◆ **The task**: Identify each line holding the string "Application" and copy it.

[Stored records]

=======

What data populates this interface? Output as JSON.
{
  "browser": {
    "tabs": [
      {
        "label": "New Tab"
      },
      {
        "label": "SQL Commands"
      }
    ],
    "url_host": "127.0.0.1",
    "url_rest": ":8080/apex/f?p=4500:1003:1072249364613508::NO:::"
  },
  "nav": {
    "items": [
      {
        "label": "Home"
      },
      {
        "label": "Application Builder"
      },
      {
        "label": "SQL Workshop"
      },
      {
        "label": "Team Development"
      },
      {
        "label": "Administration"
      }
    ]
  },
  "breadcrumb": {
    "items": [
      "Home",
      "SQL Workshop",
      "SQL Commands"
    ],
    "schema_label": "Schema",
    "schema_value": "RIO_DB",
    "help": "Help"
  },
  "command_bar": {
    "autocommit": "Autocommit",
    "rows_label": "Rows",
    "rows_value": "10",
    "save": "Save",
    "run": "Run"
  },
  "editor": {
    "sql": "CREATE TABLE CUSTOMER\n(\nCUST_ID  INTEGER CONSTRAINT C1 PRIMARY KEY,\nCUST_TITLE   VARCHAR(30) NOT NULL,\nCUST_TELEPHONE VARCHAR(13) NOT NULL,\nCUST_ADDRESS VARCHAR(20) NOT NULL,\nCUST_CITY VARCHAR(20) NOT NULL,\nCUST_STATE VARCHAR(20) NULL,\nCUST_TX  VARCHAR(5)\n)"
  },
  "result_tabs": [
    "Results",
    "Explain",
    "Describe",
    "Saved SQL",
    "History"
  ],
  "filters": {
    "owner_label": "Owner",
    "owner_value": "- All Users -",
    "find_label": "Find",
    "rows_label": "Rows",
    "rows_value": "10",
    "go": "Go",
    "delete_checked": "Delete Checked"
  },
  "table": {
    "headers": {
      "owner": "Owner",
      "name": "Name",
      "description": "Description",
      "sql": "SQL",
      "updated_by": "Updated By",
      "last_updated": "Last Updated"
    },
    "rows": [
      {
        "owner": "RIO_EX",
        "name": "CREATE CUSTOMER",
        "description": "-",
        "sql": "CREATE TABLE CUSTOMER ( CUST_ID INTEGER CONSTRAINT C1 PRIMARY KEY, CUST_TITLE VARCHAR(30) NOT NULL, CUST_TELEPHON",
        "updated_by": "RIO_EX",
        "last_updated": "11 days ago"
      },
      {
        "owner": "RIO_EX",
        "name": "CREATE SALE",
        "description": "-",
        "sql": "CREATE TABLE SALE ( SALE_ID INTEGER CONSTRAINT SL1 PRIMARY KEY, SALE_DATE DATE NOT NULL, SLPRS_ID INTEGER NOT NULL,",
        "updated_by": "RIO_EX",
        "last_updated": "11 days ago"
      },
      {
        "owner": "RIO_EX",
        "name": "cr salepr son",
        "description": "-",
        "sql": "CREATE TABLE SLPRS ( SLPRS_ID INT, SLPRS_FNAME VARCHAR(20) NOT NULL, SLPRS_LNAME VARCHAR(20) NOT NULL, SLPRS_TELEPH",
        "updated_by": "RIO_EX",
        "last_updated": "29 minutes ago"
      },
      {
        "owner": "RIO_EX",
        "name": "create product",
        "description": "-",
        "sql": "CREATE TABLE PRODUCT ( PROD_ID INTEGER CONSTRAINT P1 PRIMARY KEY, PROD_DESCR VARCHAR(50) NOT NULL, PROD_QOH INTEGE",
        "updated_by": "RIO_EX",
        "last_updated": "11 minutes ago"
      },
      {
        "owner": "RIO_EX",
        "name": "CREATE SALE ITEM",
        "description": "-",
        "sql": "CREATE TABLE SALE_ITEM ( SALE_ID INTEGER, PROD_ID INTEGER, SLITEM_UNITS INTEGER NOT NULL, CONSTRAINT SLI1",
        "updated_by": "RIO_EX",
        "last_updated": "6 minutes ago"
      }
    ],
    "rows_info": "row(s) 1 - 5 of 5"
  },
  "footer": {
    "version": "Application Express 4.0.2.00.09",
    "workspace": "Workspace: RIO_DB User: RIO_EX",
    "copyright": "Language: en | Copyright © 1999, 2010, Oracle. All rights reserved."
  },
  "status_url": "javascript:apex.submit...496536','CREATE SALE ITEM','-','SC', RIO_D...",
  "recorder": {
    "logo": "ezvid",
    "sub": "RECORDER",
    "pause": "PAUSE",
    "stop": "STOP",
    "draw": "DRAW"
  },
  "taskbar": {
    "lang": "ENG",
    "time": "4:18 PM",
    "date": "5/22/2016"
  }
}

=======

◆ **Answer to this problem**:
        "label": "Application Builder"
    "version": "Application Express 4.0.2.00.09",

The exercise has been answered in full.